__Extracted data entries__:
-----

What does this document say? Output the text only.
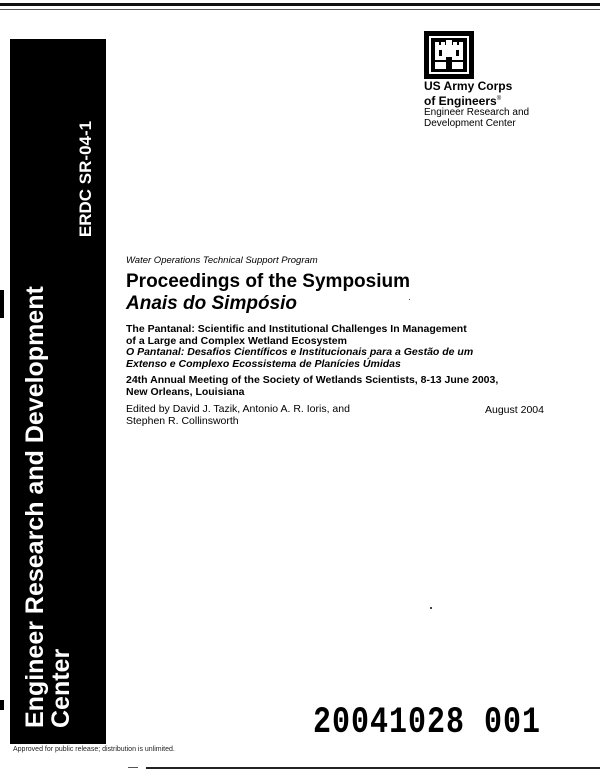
ERDC SR-04-1
Engineer Research and Development
Center
US Army Corps
of Engineers®
Engineer Research and
Development Center
Water Operations Technical Support Program
Proceedings of the Symposium
Anais do Simpósio
The Pantanal: Scientific and Institutional Challenges In Management
of a Large and Complex Wetland Ecosystem
O Pantanal: Desafios Científicos e Institucionais para a Gestão de um
Extenso e Complexo Ecossistema de Planícies Úmidas
24th Annual Meeting of the Society of Wetlands Scientists, 8-13 June 2003,
New Orleans, Louisiana
Edited by David J. Tazik, Antonio A. R. Ioris, and
Stephen R. Collinsworth
August 2004
20041028 001
Approved for public release; distribution is unlimited.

-----

__Goal__: Reproduce each line of the records exactly, and omit every picture.

__Task output__:
What does this document say? Output the text only.
ERDC SR-04-1
Engineer Research and Development
Center
US Army Corps
of Engineers®
Engineer Research and
Development Center
Water Operations Technical Support Program
Proceedings of the Symposium
Anais do Simpósio
The Pantanal: Scientific and Institutional Challenges In Management
of a Large and Complex Wetland Ecosystem
O Pantanal: Desafios Científicos e Institucionais para a Gestão de um
Extenso e Complexo Ecossistema de Planícies Úmidas
24th Annual Meeting of the Society of Wetlands Scientists, 8-13 June 2003,
New Orleans, Louisiana
Edited by David J. Tazik, Antonio A. R. Ioris, and
Stephen R. Collinsworth
August 2004
20041028 001
Approved for public release; distribution is unlimited.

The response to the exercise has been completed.